# START OF Material to process

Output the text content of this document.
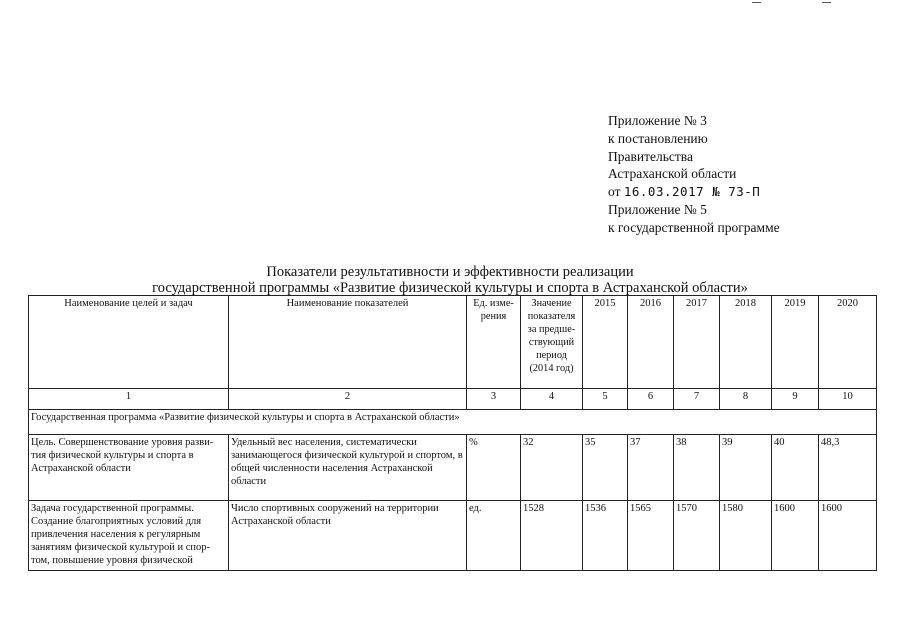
Приложение № 3
к постановлению
Правительства
Астраханской области
от 16.03.2017 № 73-П
Приложение № 5
к государственной программе
Показатели результативности и эффективности реализации
государственной программы «Развитие физической культуры и спорта в Астраханской области»
Наименование целей и задач	Наименование показателей	Ед. изме-рения	Значение показателя за предше-ствующий период (2014 год)	2015	2016	2017	2018	2019	2020
1	2	3	4	5	6	7	8	9	10
Государственная программа «Развитие физической культуры и спорта в Астраханской области»									
Цель. Совершенствование уровня разви-тия физической культуры и спорта в Астраханской области	Удельный вес населения, систематически занимающегося физической культурой и спортом, в общей численности населения Астраханской области	%	32	35	37	38	39	40	48,3
Задача государственной программы. Создание благоприятных условий для привлечения населения к регулярным занятиям физической культурой и спор-том, повышение уровня физической	Число спортивных сооружений на территории Астраханской области	ед.	1528	1536	1565	1570	1580	1600	1600
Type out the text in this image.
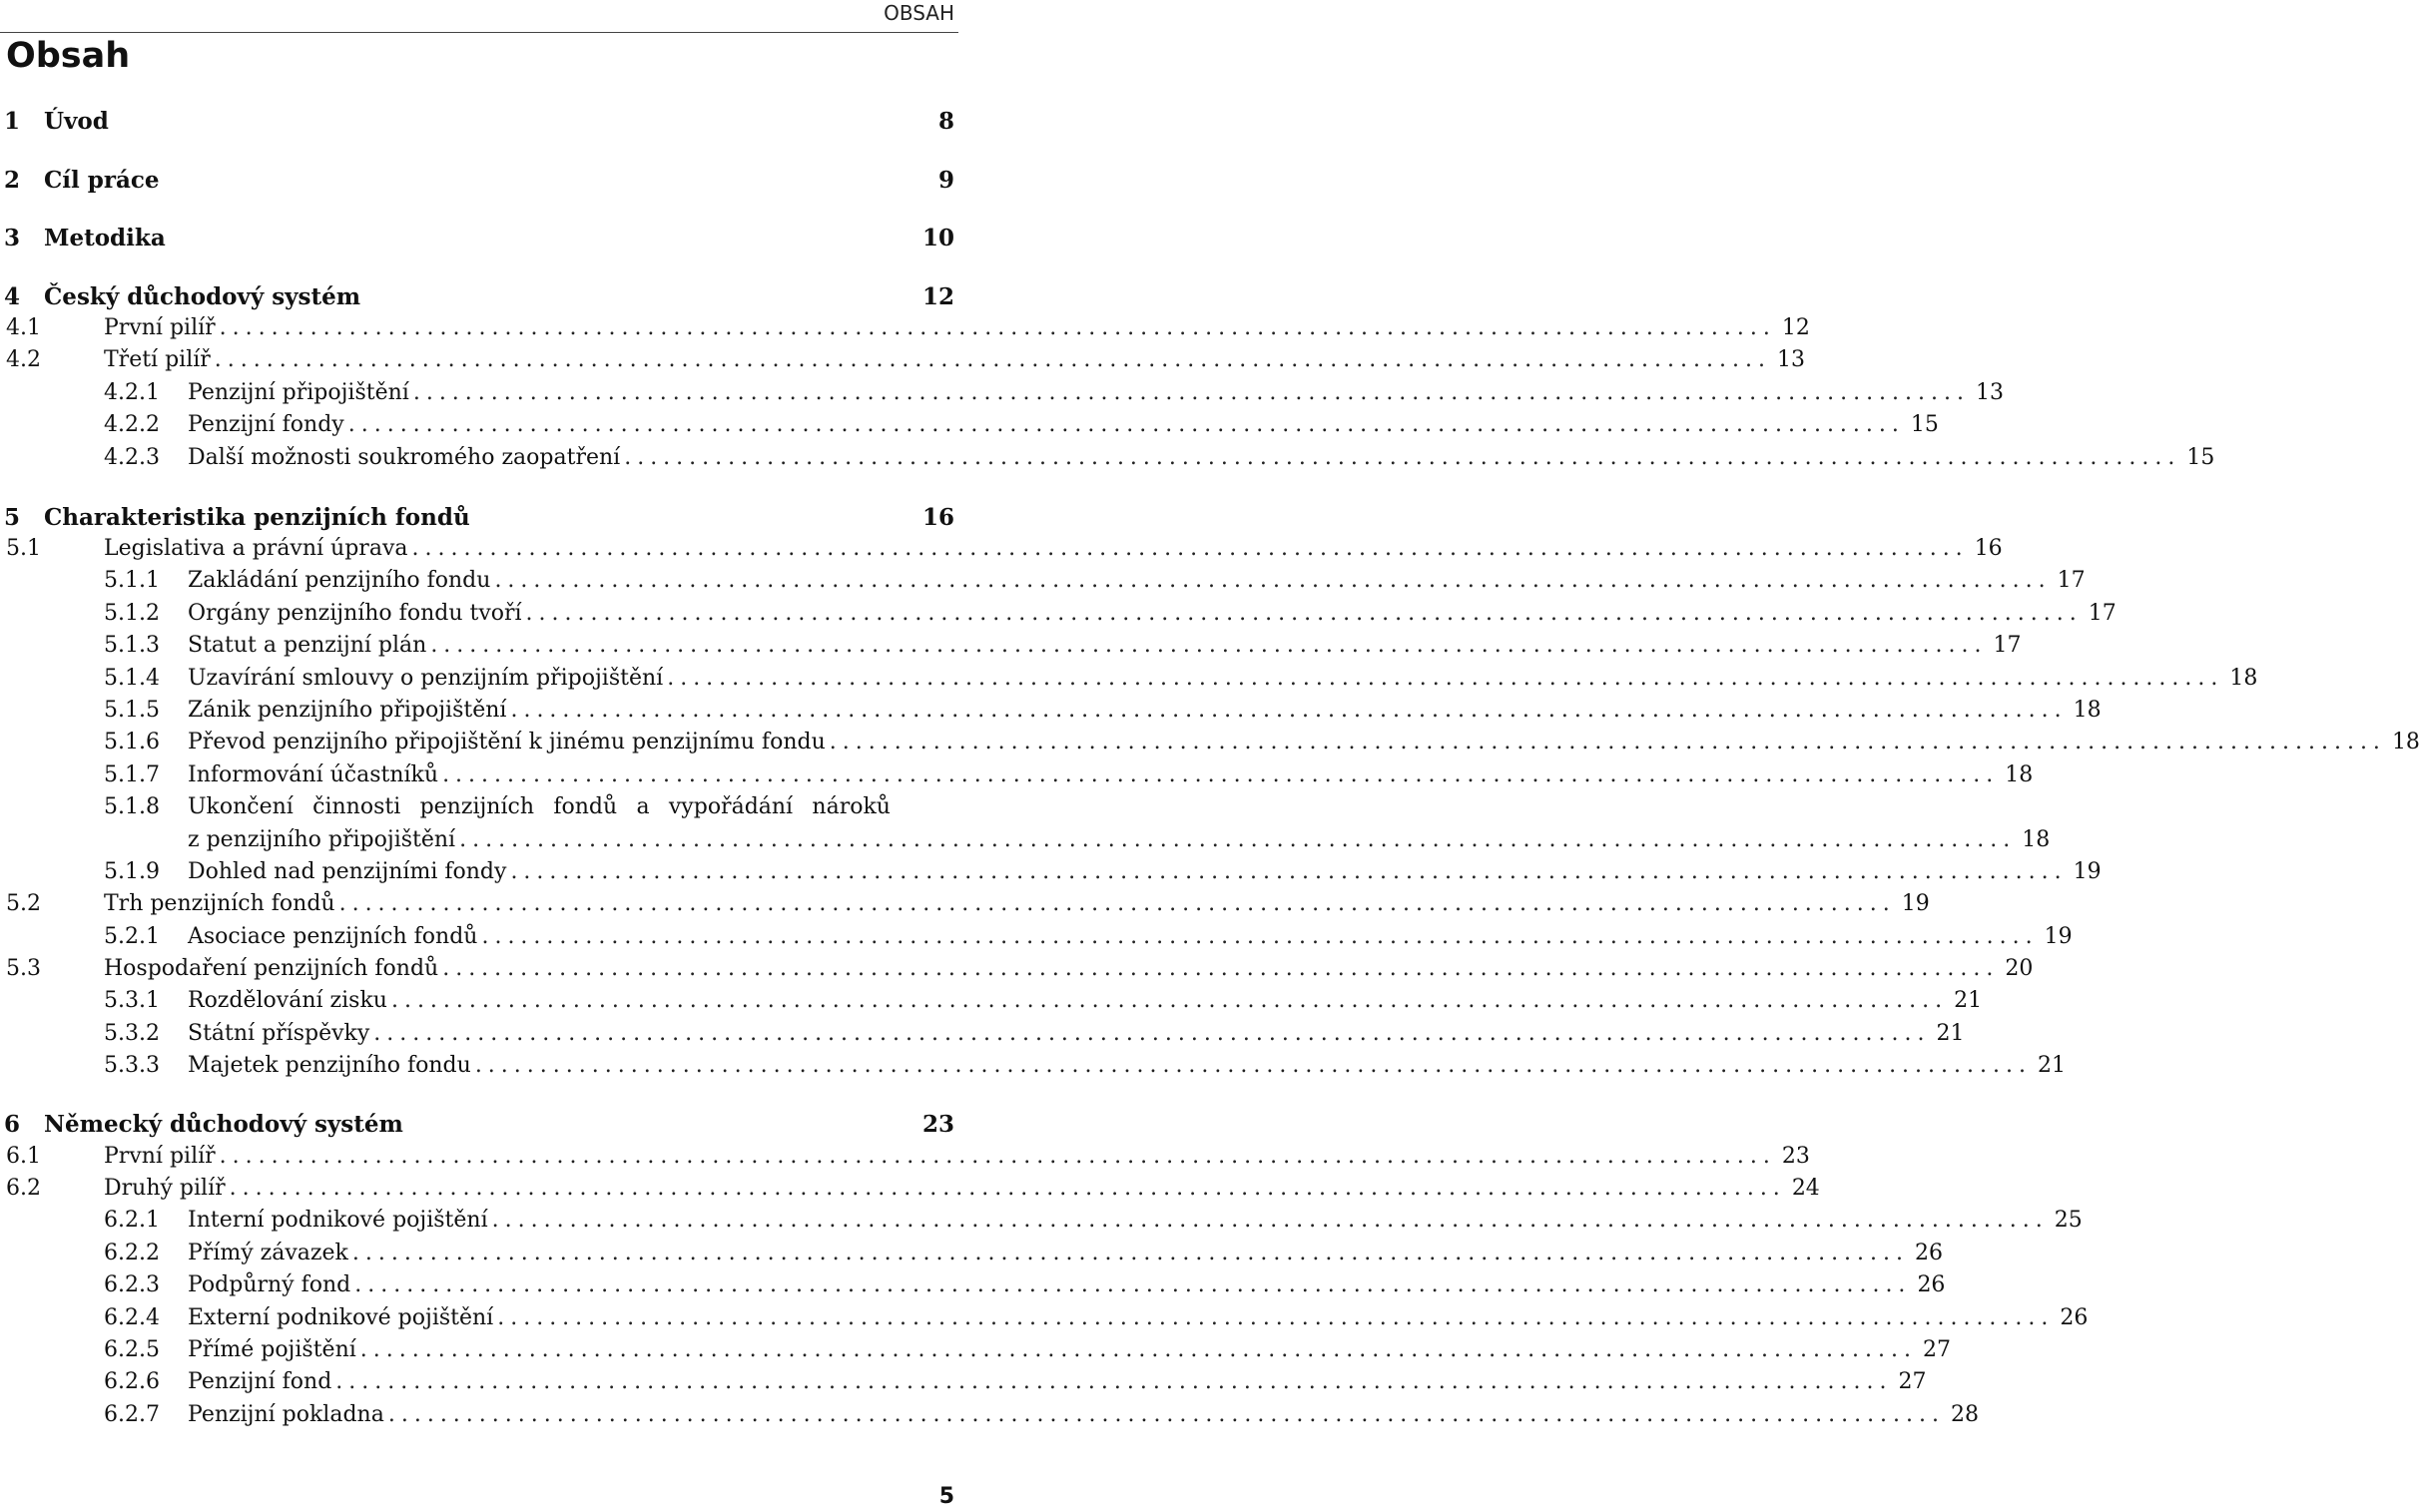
OBSAH
Obsah
1	Úvod	8
2	Cíl práce	9
3	Metodika	10
4	Český důchodový systém	12
4.1	První pilíř ........................................................................................................................ 12
4.2	Třetí pilíř ........................................................................................................................ 13
4.2.1	Penzijní připojištění ........................................................................................................................ 13
4.2.2	Penzijní fondy ........................................................................................................................ 15
4.2.3	Další možnosti soukromého zaopatření ........................................................................................................................ 15
5	Charakteristika penzijních fondů	16
5.1	Legislativa a právní úprava ........................................................................................................................ 16
5.1.1	Zakládání penzijního fondu ........................................................................................................................ 17
5.1.2	Orgány penzijního fondu tvoří ........................................................................................................................ 17
5.1.3	Statut a penzijní plán ........................................................................................................................ 17
5.1.4	Uzavírání smlouvy o penzijním připojištění ........................................................................................................................ 18
5.1.5	Zánik penzijního připojištění ........................................................................................................................ 18
5.1.6	Převod penzijního připojištění k jinému penzijnímu fondu ........................................................................................................................ 18
5.1.7	Informování účastníků ........................................................................................................................ 18
5.1.8	Ukončení činnosti penzijních fondů a vypořádání nároků
z penzijního připojištění ........................................................................................................................ 18
5.1.9	Dohled nad penzijními fondy ........................................................................................................................ 19
5.2	Trh penzijních fondů ........................................................................................................................ 19
5.2.1	Asociace penzijních fondů ........................................................................................................................ 19
5.3	Hospodaření penzijních fondů ........................................................................................................................ 20
5.3.1	Rozdělování zisku ........................................................................................................................ 21
5.3.2	Státní příspěvky ........................................................................................................................ 21
5.3.3	Majetek penzijního fondu ........................................................................................................................ 21
6	Německý důchodový systém	23
6.1	První pilíř ........................................................................................................................ 23
6.2	Druhý pilíř ........................................................................................................................ 24
6.2.1	Interní podnikové pojištění ........................................................................................................................ 25
6.2.2	Přímý závazek ........................................................................................................................ 26
6.2.3	Podpůrný fond ........................................................................................................................ 26
6.2.4	Externí podnikové pojištění ........................................................................................................................ 26
6.2.5	Přímé pojištění ........................................................................................................................ 27
6.2.6	Penzijní fond ........................................................................................................................ 27
6.2.7	Penzijní pokladna ........................................................................................................................ 28
5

# END OF Material to process

§ **Given exercise**: Transcribe the listing in full and omit the pictures.

§ **Output below**:
Output the text content of this document.
Приложение № 3
к постановлению
Правительства
Астраханской области
от 16.03.2017 № 73-П
Приложение № 5
к государственной программе
Показатели результативности и эффективности реализации
государственной программы «Развитие физической культуры и спорта в Астраханской области»
Наименование целей и задач	Наименование показателей	Ед. изме-рения	Значение показателя за предше-ствующий период (2014 год)	2015	2016	2017	2018	2019	2020
1	2	3	4	5	6	7	8	9	10
Государственная программа «Развитие физической культуры и спорта в Астраханской области»									
Цель. Совершенствование уровня разви-тия физической культуры и спорта в Астраханской области	Удельный вес населения, систематически занимающегося физической культурой и спортом, в общей численности населения Астраханской области	%	32	35	37	38	39	40	48,3
Задача государственной программы. Создание благоприятных условий для привлечения населения к регулярным занятиям физической культурой и спор-том, повышение уровня физической	Число спортивных сооружений на территории Астраханской области	ед.	1528	1536	1565	1570	1580	1600	1600
Type out the text in this image.
OBSAH
Obsah
1	Úvod	8
2	Cíl práce	9
3	Metodika	10
4	Český důchodový systém	12
4.1	První pilíř ........................................................................................................................ 12
4.2	Třetí pilíř ........................................................................................................................ 13
4.2.1	Penzijní připojištění ........................................................................................................................ 13
4.2.2	Penzijní fondy ........................................................................................................................ 15
4.2.3	Další možnosti soukromého zaopatření ........................................................................................................................ 15
5	Charakteristika penzijních fondů	16
5.1	Legislativa a právní úprava ........................................................................................................................ 16
5.1.1	Zakládání penzijního fondu ........................................................................................................................ 17
5.1.2	Orgány penzijního fondu tvoří ........................................................................................................................ 17
5.1.3	Statut a penzijní plán ........................................................................................................................ 17
5.1.4	Uzavírání smlouvy o penzijním připojištění ........................................................................................................................ 18
5.1.5	Zánik penzijního připojištění ........................................................................................................................ 18
5.1.6	Převod penzijního připojištění k jinému penzijnímu fondu ........................................................................................................................ 18
5.1.7	Informování účastníků ........................................................................................................................ 18
5.1.8	Ukončení činnosti penzijních fondů a vypořádání nároků
z penzijního připojištění ........................................................................................................................ 18
5.1.9	Dohled nad penzijními fondy ........................................................................................................................ 19
5.2	Trh penzijních fondů ........................................................................................................................ 19
5.2.1	Asociace penzijních fondů ........................................................................................................................ 19
5.3	Hospodaření penzijních fondů ........................................................................................................................ 20
5.3.1	Rozdělování zisku ........................................................................................................................ 21
5.3.2	Státní příspěvky ........................................................................................................................ 21
5.3.3	Majetek penzijního fondu ........................................................................................................................ 21
6	Německý důchodový systém	23
6.1	První pilíř ........................................................................................................................ 23
6.2	Druhý pilíř ........................................................................................................................ 24
6.2.1	Interní podnikové pojištění ........................................................................................................................ 25
6.2.2	Přímý závazek ........................................................................................................................ 26
6.2.3	Podpůrný fond ........................................................................................................................ 26
6.2.4	Externí podnikové pojištění ........................................................................................................................ 26
6.2.5	Přímé pojištění ........................................................................................................................ 27
6.2.6	Penzijní fond ........................................................................................................................ 27
6.2.7	Penzijní pokladna ........................................................................................................................ 28
5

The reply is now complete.